The problem> Every record must be repeated exactly; omit any pictures they contain.
─── Input data
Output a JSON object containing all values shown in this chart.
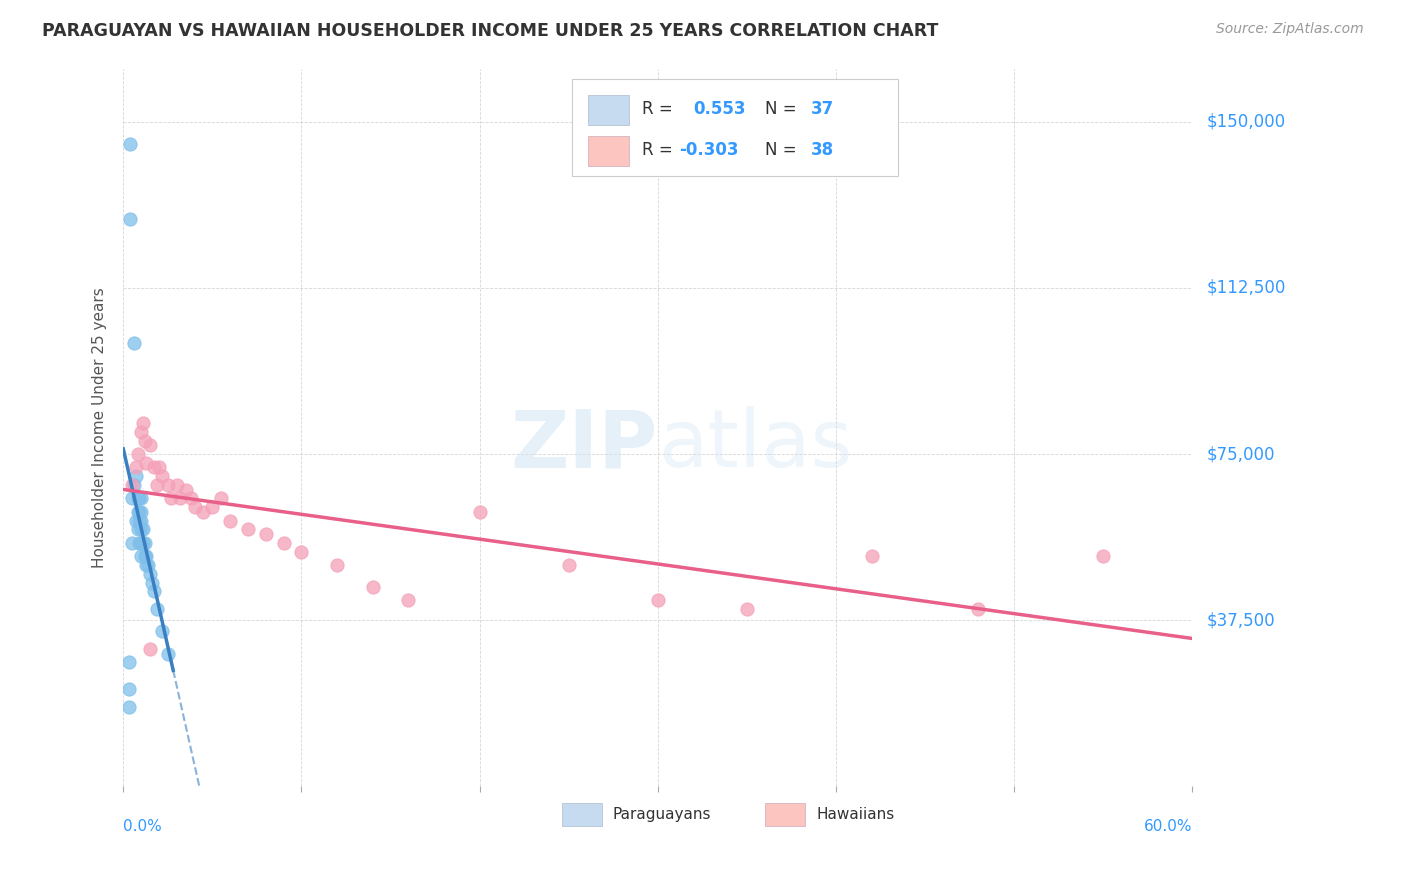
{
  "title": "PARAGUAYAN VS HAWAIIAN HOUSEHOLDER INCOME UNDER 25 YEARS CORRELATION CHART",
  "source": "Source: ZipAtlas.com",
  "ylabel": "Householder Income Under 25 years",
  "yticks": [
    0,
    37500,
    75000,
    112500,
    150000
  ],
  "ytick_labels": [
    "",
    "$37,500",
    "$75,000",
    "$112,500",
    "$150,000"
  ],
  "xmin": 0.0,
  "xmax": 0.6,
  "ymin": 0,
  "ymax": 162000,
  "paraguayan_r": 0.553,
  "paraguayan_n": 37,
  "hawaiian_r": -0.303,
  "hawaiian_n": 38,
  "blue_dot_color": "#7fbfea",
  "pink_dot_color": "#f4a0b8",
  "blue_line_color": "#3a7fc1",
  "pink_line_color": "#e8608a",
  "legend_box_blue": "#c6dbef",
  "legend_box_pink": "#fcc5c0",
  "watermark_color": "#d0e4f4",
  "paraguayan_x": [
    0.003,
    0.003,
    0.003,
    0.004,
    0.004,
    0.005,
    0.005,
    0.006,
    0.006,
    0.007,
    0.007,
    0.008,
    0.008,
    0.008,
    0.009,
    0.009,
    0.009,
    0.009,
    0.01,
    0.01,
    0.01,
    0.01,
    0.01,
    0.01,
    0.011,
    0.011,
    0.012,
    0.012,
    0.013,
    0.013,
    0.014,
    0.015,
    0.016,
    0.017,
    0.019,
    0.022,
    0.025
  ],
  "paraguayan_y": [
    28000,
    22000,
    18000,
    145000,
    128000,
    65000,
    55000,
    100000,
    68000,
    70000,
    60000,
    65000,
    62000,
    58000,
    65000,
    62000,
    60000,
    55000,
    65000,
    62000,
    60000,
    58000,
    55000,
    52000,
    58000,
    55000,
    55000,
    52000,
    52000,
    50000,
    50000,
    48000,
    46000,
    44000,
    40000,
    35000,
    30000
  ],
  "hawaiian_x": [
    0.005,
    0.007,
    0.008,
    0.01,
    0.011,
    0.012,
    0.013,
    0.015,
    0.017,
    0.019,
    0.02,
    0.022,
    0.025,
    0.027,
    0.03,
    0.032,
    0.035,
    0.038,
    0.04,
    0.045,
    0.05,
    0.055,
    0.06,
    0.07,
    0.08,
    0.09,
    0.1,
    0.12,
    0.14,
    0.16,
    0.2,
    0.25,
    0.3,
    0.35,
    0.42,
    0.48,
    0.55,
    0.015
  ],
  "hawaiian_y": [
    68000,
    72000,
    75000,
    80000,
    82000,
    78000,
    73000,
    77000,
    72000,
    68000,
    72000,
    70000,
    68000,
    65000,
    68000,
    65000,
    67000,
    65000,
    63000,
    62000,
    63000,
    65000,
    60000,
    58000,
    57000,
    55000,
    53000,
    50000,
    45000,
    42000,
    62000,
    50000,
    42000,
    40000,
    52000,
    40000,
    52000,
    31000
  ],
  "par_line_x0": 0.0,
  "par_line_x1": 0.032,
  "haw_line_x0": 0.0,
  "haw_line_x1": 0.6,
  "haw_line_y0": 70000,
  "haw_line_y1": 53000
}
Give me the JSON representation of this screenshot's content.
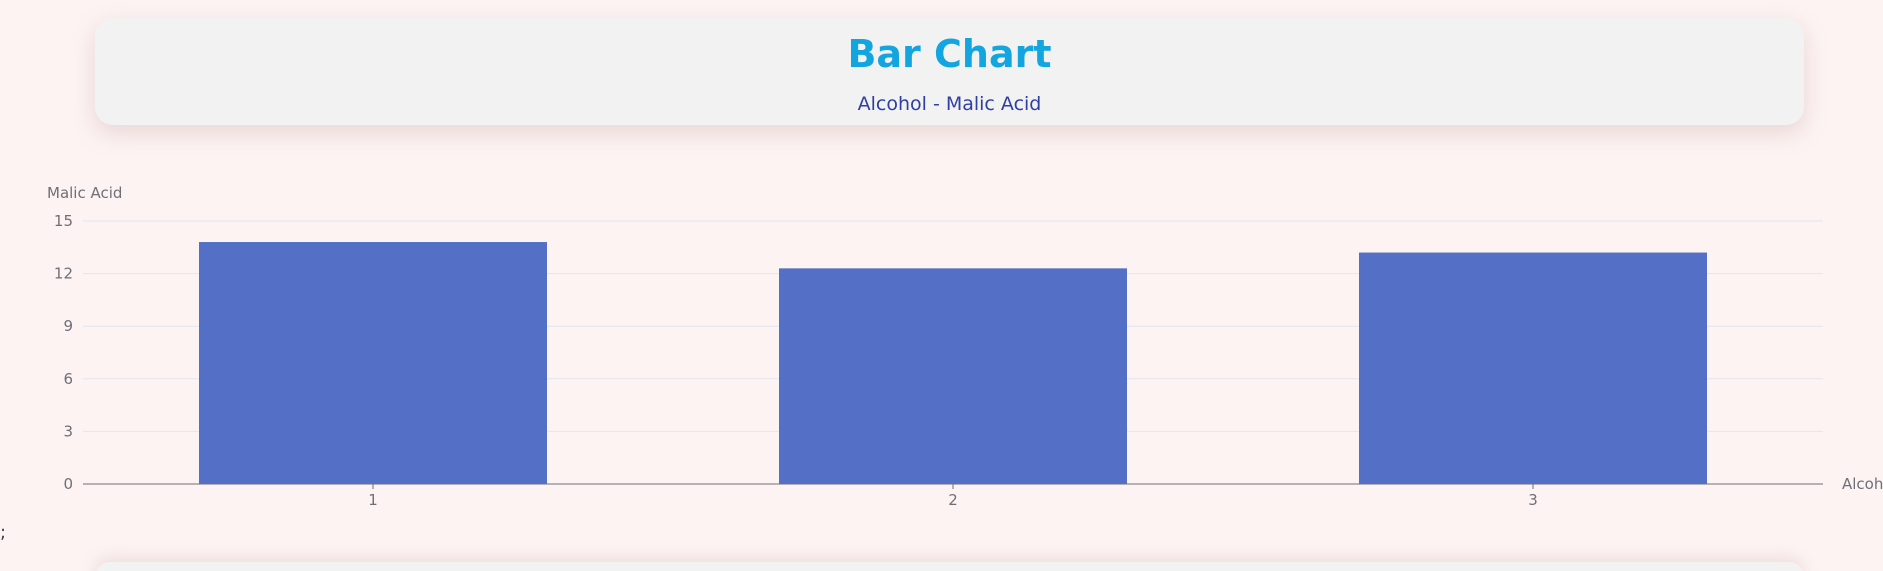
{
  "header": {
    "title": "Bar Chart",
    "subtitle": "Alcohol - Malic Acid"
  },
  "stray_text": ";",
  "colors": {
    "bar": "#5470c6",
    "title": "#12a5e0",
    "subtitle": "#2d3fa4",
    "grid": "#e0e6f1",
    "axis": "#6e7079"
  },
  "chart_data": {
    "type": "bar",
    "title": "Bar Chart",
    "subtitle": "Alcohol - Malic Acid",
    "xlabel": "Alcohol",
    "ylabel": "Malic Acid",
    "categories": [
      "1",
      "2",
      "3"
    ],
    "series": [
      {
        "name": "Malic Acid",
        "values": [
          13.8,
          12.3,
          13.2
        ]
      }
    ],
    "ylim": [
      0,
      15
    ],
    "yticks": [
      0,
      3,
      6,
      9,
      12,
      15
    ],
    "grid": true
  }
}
──────
Response for this exercise>
Output a JSON object containing all values shown in this chart.
{
  "title": "PARAGUAYAN VS HAWAIIAN HOUSEHOLDER INCOME UNDER 25 YEARS CORRELATION CHART",
  "source": "Source: ZipAtlas.com",
  "ylabel": "Householder Income Under 25 years",
  "yticks": [
    0,
    37500,
    75000,
    112500,
    150000
  ],
  "ytick_labels": [
    "",
    "$37,500",
    "$75,000",
    "$112,500",
    "$150,000"
  ],
  "xmin": 0.0,
  "xmax": 0.6,
  "ymin": 0,
  "ymax": 162000,
  "paraguayan_r": 0.553,
  "paraguayan_n": 37,
  "hawaiian_r": -0.303,
  "hawaiian_n": 38,
  "blue_dot_color": "#7fbfea",
  "pink_dot_color": "#f4a0b8",
  "blue_line_color": "#3a7fc1",
  "pink_line_color": "#e8608a",
  "legend_box_blue": "#c6dbef",
  "legend_box_pink": "#fcc5c0",
  "watermark_color": "#d0e4f4",
  "paraguayan_x": [
    0.003,
    0.003,
    0.003,
    0.004,
    0.004,
    0.005,
    0.005,
    0.006,
    0.006,
    0.007,
    0.007,
    0.008,
    0.008,
    0.008,
    0.009,
    0.009,
    0.009,
    0.009,
    0.01,
    0.01,
    0.01,
    0.01,
    0.01,
    0.01,
    0.011,
    0.011,
    0.012,
    0.012,
    0.013,
    0.013,
    0.014,
    0.015,
    0.016,
    0.017,
    0.019,
    0.022,
    0.025
  ],
  "paraguayan_y": [
    28000,
    22000,
    18000,
    145000,
    128000,
    65000,
    55000,
    100000,
    68000,
    70000,
    60000,
    65000,
    62000,
    58000,
    65000,
    62000,
    60000,
    55000,
    65000,
    62000,
    60000,
    58000,
    55000,
    52000,
    58000,
    55000,
    55000,
    52000,
    52000,
    50000,
    50000,
    48000,
    46000,
    44000,
    40000,
    35000,
    30000
  ],
  "hawaiian_x": [
    0.005,
    0.007,
    0.008,
    0.01,
    0.011,
    0.012,
    0.013,
    0.015,
    0.017,
    0.019,
    0.02,
    0.022,
    0.025,
    0.027,
    0.03,
    0.032,
    0.035,
    0.038,
    0.04,
    0.045,
    0.05,
    0.055,
    0.06,
    0.07,
    0.08,
    0.09,
    0.1,
    0.12,
    0.14,
    0.16,
    0.2,
    0.25,
    0.3,
    0.35,
    0.42,
    0.48,
    0.55,
    0.015
  ],
  "hawaiian_y": [
    68000,
    72000,
    75000,
    80000,
    82000,
    78000,
    73000,
    77000,
    72000,
    68000,
    72000,
    70000,
    68000,
    65000,
    68000,
    65000,
    67000,
    65000,
    63000,
    62000,
    63000,
    65000,
    60000,
    58000,
    57000,
    55000,
    53000,
    50000,
    45000,
    42000,
    62000,
    50000,
    42000,
    40000,
    52000,
    40000,
    52000,
    31000
  ],
  "par_line_x0": 0.0,
  "par_line_x1": 0.032,
  "haw_line_x0": 0.0,
  "haw_line_x1": 0.6,
  "haw_line_y0": 70000,
  "haw_line_y1": 53000
}
Give me the JSON representation of this screenshot's content.
{
  "header": {
    "title": "Bar Chart",
    "subtitle": "Alcohol - Malic Acid"
  },
  "stray_text": ";",
  "colors": {
    "bar": "#5470c6",
    "title": "#12a5e0",
    "subtitle": "#2d3fa4",
    "grid": "#e0e6f1",
    "axis": "#6e7079"
  },
  "chart_data": {
    "type": "bar",
    "title": "Bar Chart",
    "subtitle": "Alcohol - Malic Acid",
    "xlabel": "Alcohol",
    "ylabel": "Malic Acid",
    "categories": [
      "1",
      "2",
      "3"
    ],
    "series": [
      {
        "name": "Malic Acid",
        "values": [
          13.8,
          12.3,
          13.2
        ]
      }
    ],
    "ylim": [
      0,
      15
    ],
    "yticks": [
      0,
      3,
      6,
      9,
      12,
      15
    ],
    "grid": true
  }
}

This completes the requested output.